What to do | In your copy, leave out the pictures; write out all the data exactly.

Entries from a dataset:
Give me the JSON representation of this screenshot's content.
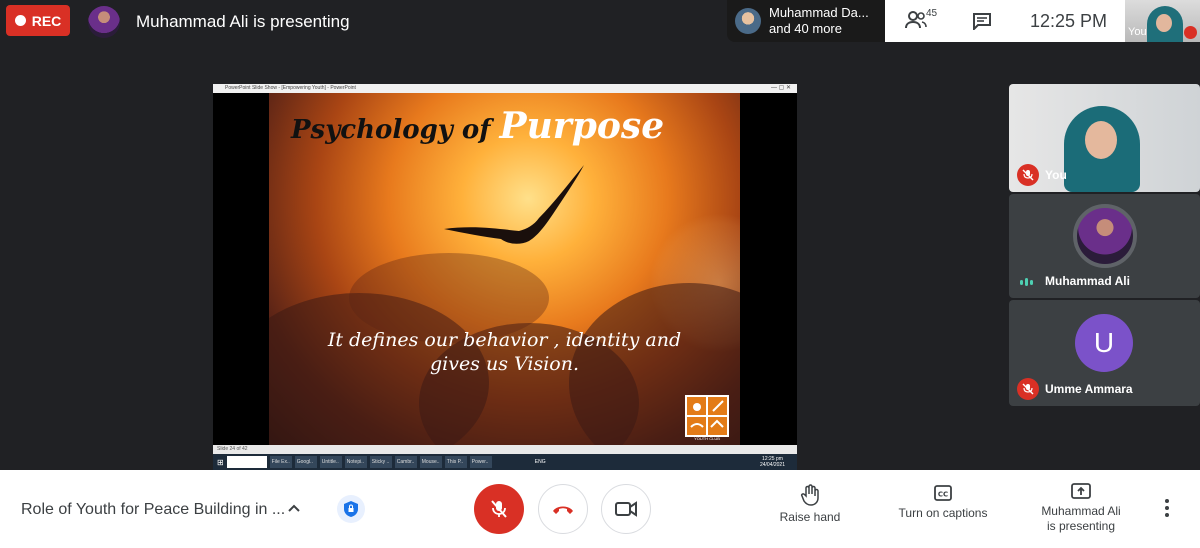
{
  "top": {
    "rec_label": "REC",
    "presenting_title": "Muhammad Ali is presenting",
    "participants_name": "Muhammad Da...",
    "participants_more": "and 40 more",
    "people_count": "45",
    "clock": "12:25 PM",
    "self_label": "You"
  },
  "presentation": {
    "window_title": "PowerPoint Slide Show - [Empowering Youth] - PowerPoint",
    "slide_title_small": "Psychology of",
    "slide_title_big": "Purpose",
    "slide_line1": "It defines our behavior , identity and",
    "slide_line2": "gives us Vision.",
    "logo_text": "YOUTH CLUB",
    "status_text": "Slide 24 of 42",
    "taskbar_items": [
      "File Ex..",
      "Googl..",
      "Untitle..",
      "Notepi..",
      "Sticky ..",
      "Cambr..",
      "Mouse..",
      "This P..",
      "Power.."
    ],
    "taskbar_lang": "ENG",
    "taskbar_time": "12:25 pm",
    "taskbar_date": "24/04/2021"
  },
  "tiles": [
    {
      "name": "You",
      "muted": true
    },
    {
      "name": "Muhammad Ali",
      "muted": false,
      "speaking": true
    },
    {
      "name": "Umme Ammara",
      "muted": true,
      "initial": "U"
    }
  ],
  "bottom": {
    "meeting_title": "Role of Youth for Peace Building in ...",
    "raise_hand": "Raise hand",
    "captions": "Turn on captions",
    "presenting_line1": "Muhammad Ali",
    "presenting_line2": "is presenting"
  },
  "colors": {
    "red": "#d93025",
    "avatar_purple": "#7b52c9",
    "tile_bg": "#3c4043",
    "background": "#202124"
  }
}
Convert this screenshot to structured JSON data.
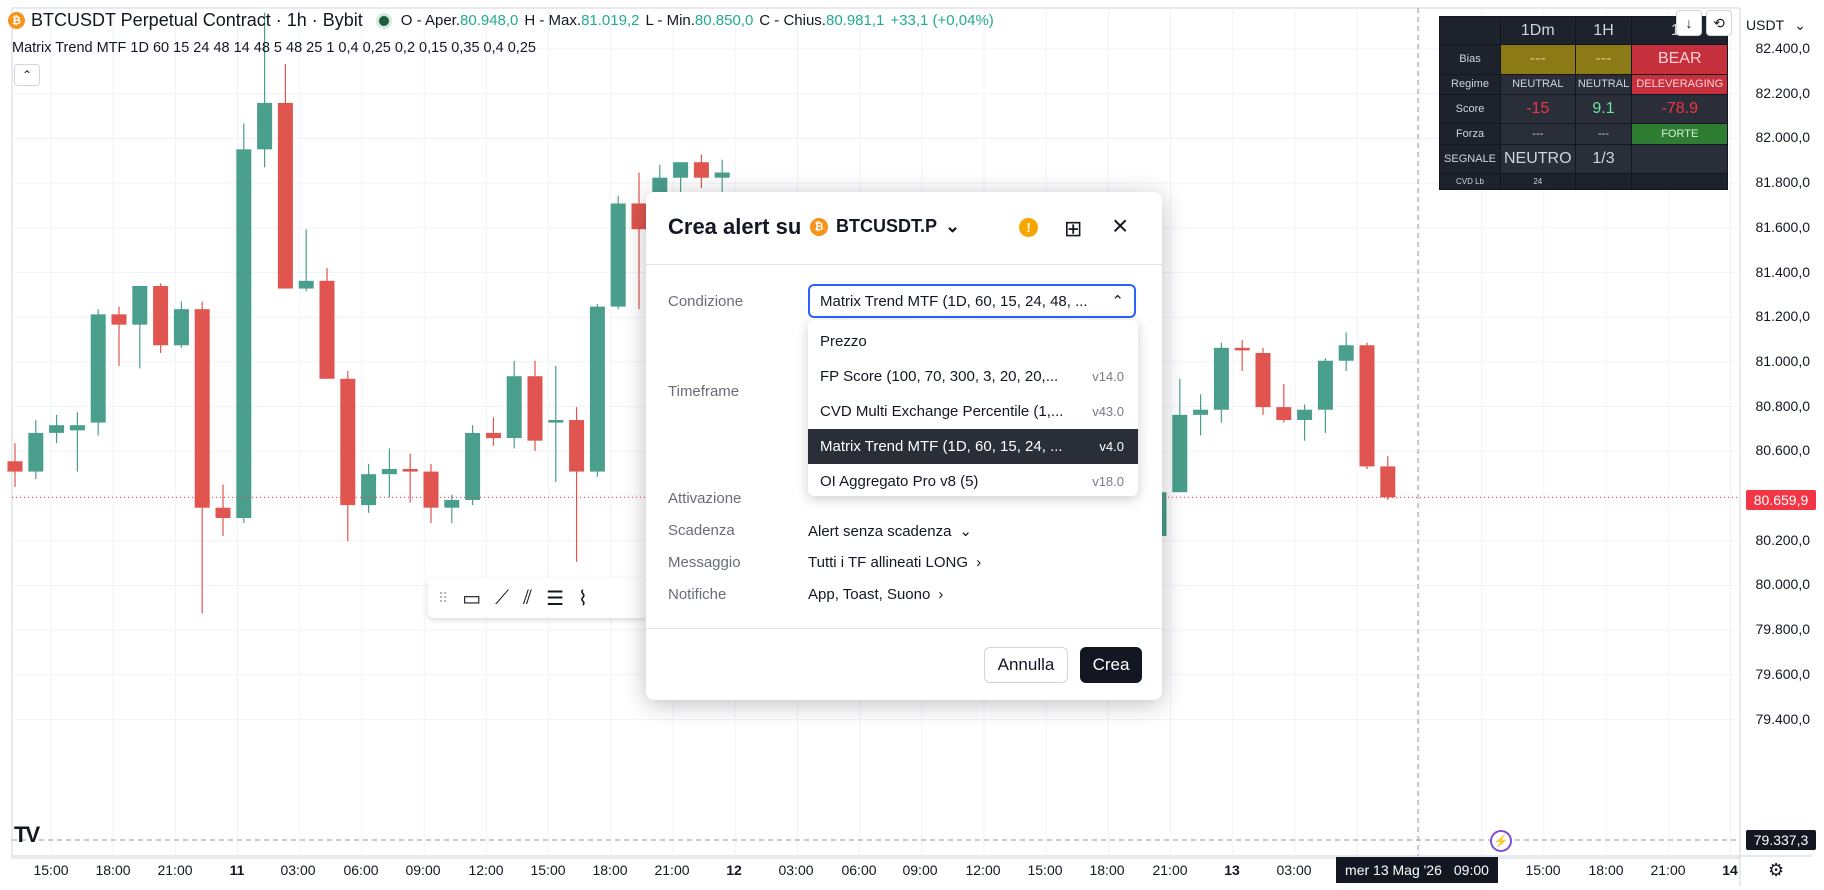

Solution to this exercise |
Give me the JSON representation of this screenshot's content.
{
  "top": {
    "rec_label": "REC",
    "presenting_title": "Muhammad Ali is presenting",
    "participants_name": "Muhammad Da...",
    "participants_more": "and 40 more",
    "people_count": "45",
    "clock": "12:25 PM",
    "self_label": "You"
  },
  "presentation": {
    "window_title": "PowerPoint Slide Show - [Empowering Youth] - PowerPoint",
    "slide_title_small": "Psychology of",
    "slide_title_big": "Purpose",
    "slide_line1": "It defines our behavior , identity and",
    "slide_line2": "gives us Vision.",
    "logo_text": "YOUTH CLUB",
    "status_text": "Slide 24 of 42",
    "taskbar_items": [
      "File Ex..",
      "Googl..",
      "Untitle..",
      "Notepi..",
      "Sticky ..",
      "Cambr..",
      "Mouse..",
      "This P..",
      "Power.."
    ],
    "taskbar_lang": "ENG",
    "taskbar_time": "12:25 pm",
    "taskbar_date": "24/04/2021"
  },
  "tiles": [
    {
      "name": "You",
      "muted": true
    },
    {
      "name": "Muhammad Ali",
      "muted": false,
      "speaking": true
    },
    {
      "name": "Umme Ammara",
      "muted": true,
      "initial": "U"
    }
  ],
  "bottom": {
    "meeting_title": "Role of Youth for Peace Building in ...",
    "raise_hand": "Raise hand",
    "captions": "Turn on captions",
    "presenting_line1": "Muhammad Ali",
    "presenting_line2": "is presenting"
  },
  "colors": {
    "red": "#d93025",
    "avatar_purple": "#7b52c9",
    "tile_bg": "#3c4043",
    "background": "#202124"
  }
}
Convert this screenshot to structured JSON data.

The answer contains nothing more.